*WHAT IS NEEDED*: Write out the full listing exactly as given, minus the images.

*RECORD EXTRACTS*:
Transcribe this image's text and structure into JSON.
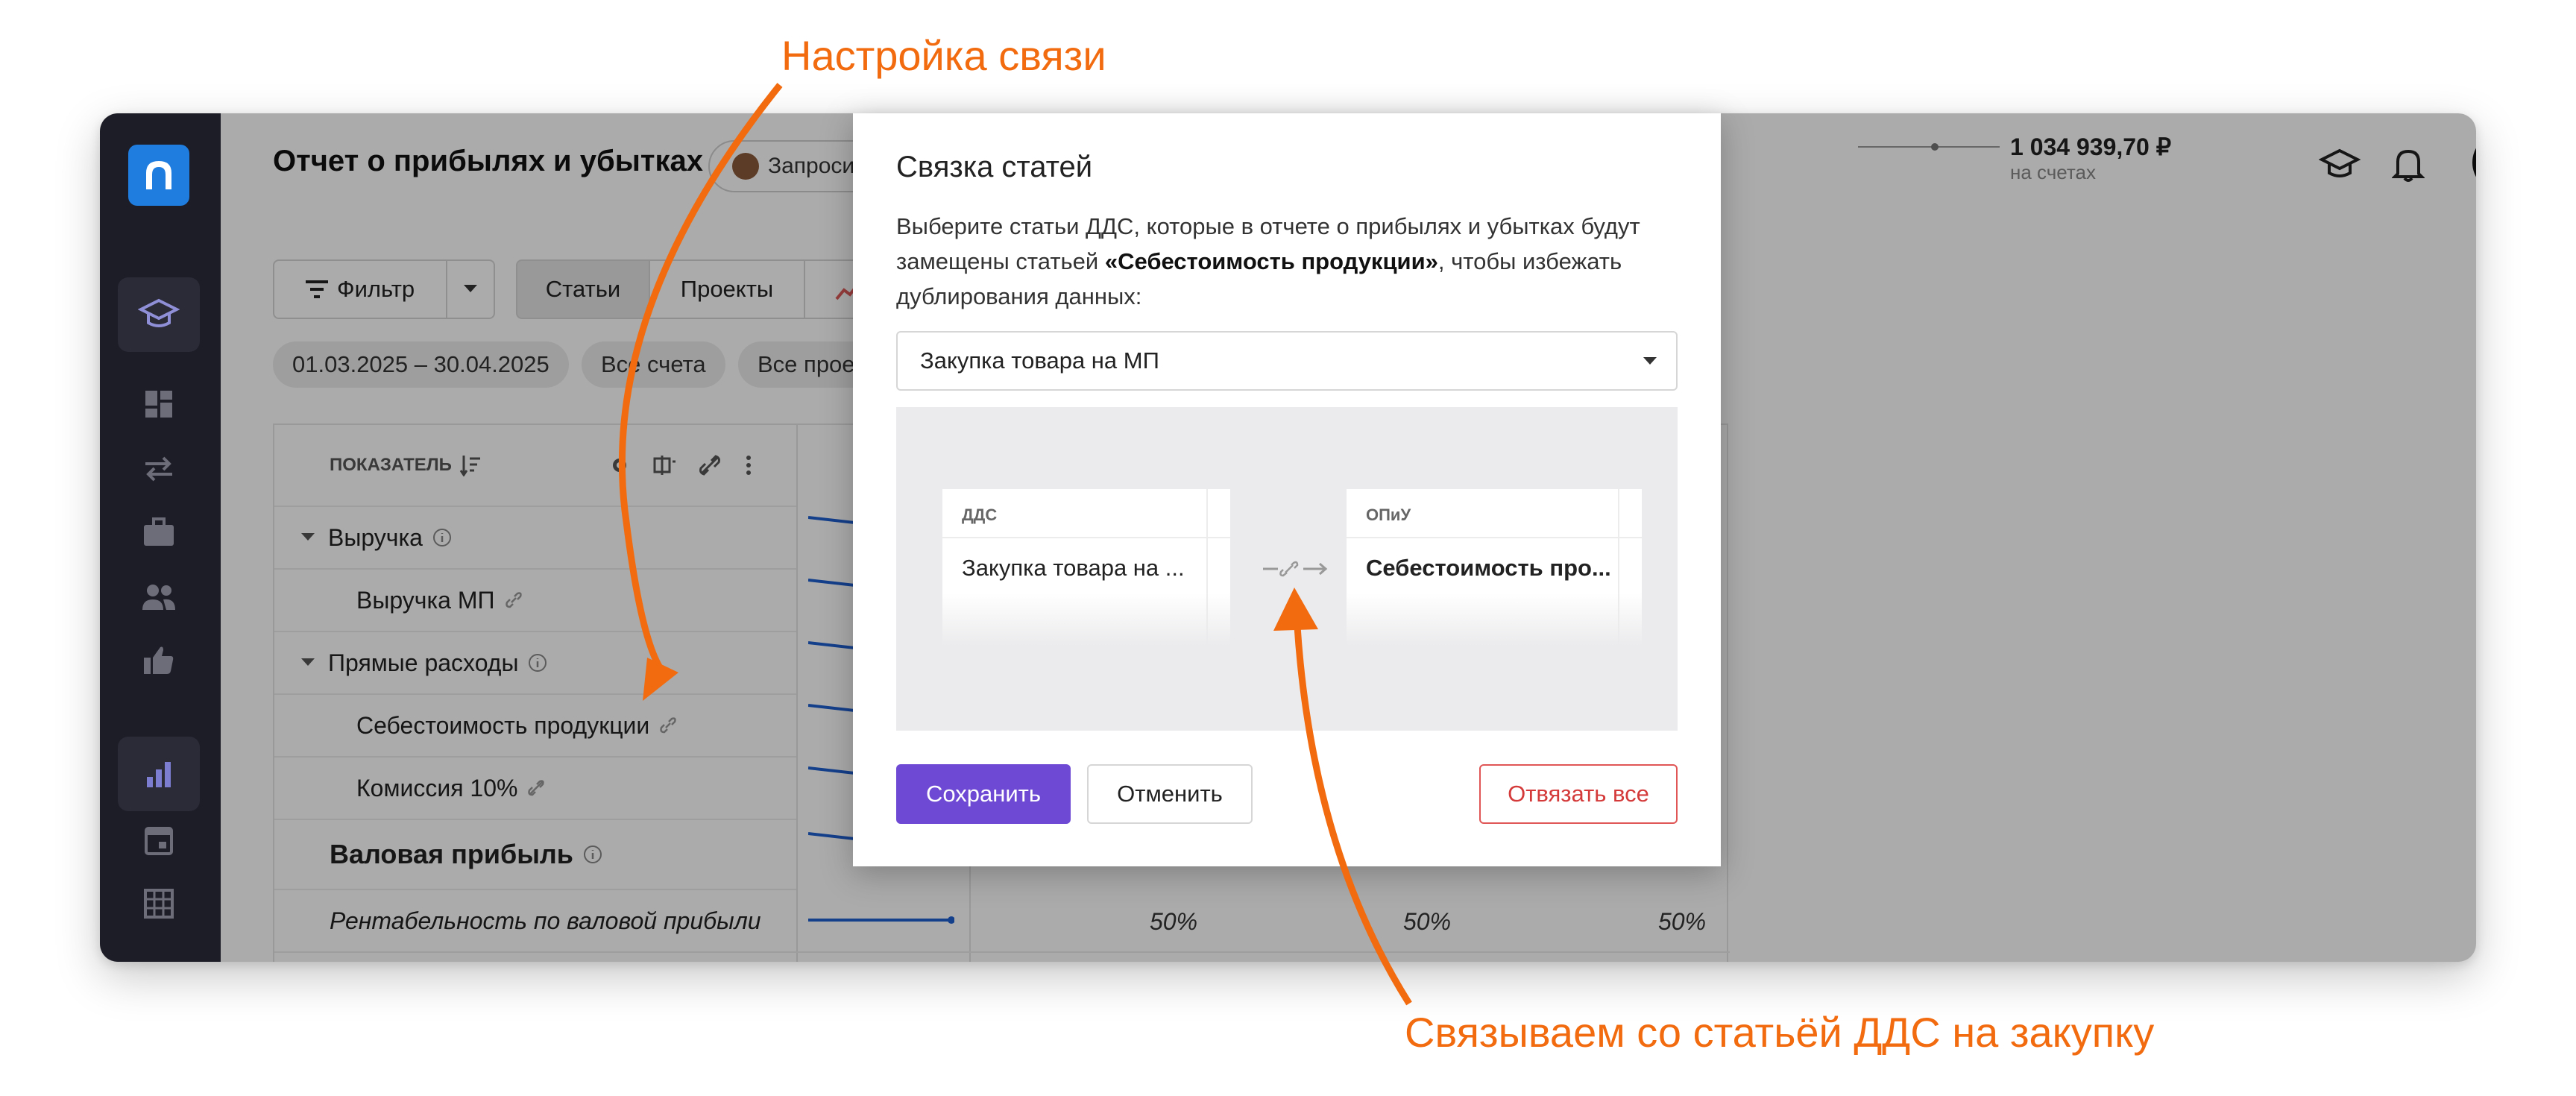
{
  "annotations": {
    "top": "Настройка связи",
    "bottom": "Связываем со статьёй ДДС на закупку"
  },
  "header": {
    "title": "Отчет о прибылях и убытках",
    "request_button": "Запроси",
    "balance_amount": "1 034 939,70 ₽",
    "balance_label": "на счетах"
  },
  "toolbar": {
    "filter": "Фильтр",
    "tab_articles": "Статьи",
    "tab_projects": "Проекты"
  },
  "filters": {
    "date_range": "01.03.2025 – 30.04.2025",
    "accounts": "Все счета",
    "projects": "Все прое"
  },
  "table": {
    "header": "ПОКАЗАТЕЛЬ",
    "rows": [
      {
        "label": "Выручка"
      },
      {
        "label": "Выручка МП"
      },
      {
        "label": "Прямые расходы"
      },
      {
        "label": "Себестоимость продукции"
      },
      {
        "label": "Комиссия 10%"
      },
      {
        "label": "Валовая прибыль"
      },
      {
        "label": "Рентабельность по валовой прибыли"
      }
    ],
    "margin_values": [
      "50%",
      "50%",
      "50%"
    ]
  },
  "modal": {
    "title": "Связка статей",
    "desc_before": "Выберите статьи ДДС, которые в отчете о прибылях и убытках будут замещены статьей ",
    "desc_bold": "«Себестоимость продукции»",
    "desc_after": ", чтобы избежать дублирования данных:",
    "select_value": "Закупка товара на МП",
    "preview_left_header": "ДДС",
    "preview_left_value": "Закупка товара на ...",
    "preview_right_header": "ОПиУ",
    "preview_right_value": "Себестоимость про...",
    "save": "Сохранить",
    "cancel": "Отменить",
    "unlink_all": "Отвязать все"
  },
  "colors": {
    "accent": "#6e4ad4",
    "annotation": "#f26b0f",
    "danger": "#d43a3a",
    "logo": "#1f7de0"
  }
}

*OUTPUT FOR THIS TASK*:
Transcribe this image's text and structure into JSON.
{
  "annotations": {
    "top": "Настройка связи",
    "bottom": "Связываем со статьёй ДДС на закупку"
  },
  "header": {
    "title": "Отчет о прибылях и убытках",
    "request_button": "Запроси",
    "balance_amount": "1 034 939,70 ₽",
    "balance_label": "на счетах"
  },
  "toolbar": {
    "filter": "Фильтр",
    "tab_articles": "Статьи",
    "tab_projects": "Проекты"
  },
  "filters": {
    "date_range": "01.03.2025 – 30.04.2025",
    "accounts": "Все счета",
    "projects": "Все прое"
  },
  "table": {
    "header": "ПОКАЗАТЕЛЬ",
    "rows": [
      {
        "label": "Выручка"
      },
      {
        "label": "Выручка МП"
      },
      {
        "label": "Прямые расходы"
      },
      {
        "label": "Себестоимость продукции"
      },
      {
        "label": "Комиссия 10%"
      },
      {
        "label": "Валовая прибыль"
      },
      {
        "label": "Рентабельность по валовой прибыли"
      }
    ],
    "margin_values": [
      "50%",
      "50%",
      "50%"
    ]
  },
  "modal": {
    "title": "Связка статей",
    "desc_before": "Выберите статьи ДДС, которые в отчете о прибылях и убытках будут замещены статьей ",
    "desc_bold": "«Себестоимость продукции»",
    "desc_after": ", чтобы избежать дублирования данных:",
    "select_value": "Закупка товара на МП",
    "preview_left_header": "ДДС",
    "preview_left_value": "Закупка товара на ...",
    "preview_right_header": "ОПиУ",
    "preview_right_value": "Себестоимость про...",
    "save": "Сохранить",
    "cancel": "Отменить",
    "unlink_all": "Отвязать все"
  },
  "colors": {
    "accent": "#6e4ad4",
    "annotation": "#f26b0f",
    "danger": "#d43a3a",
    "logo": "#1f7de0"
  }
}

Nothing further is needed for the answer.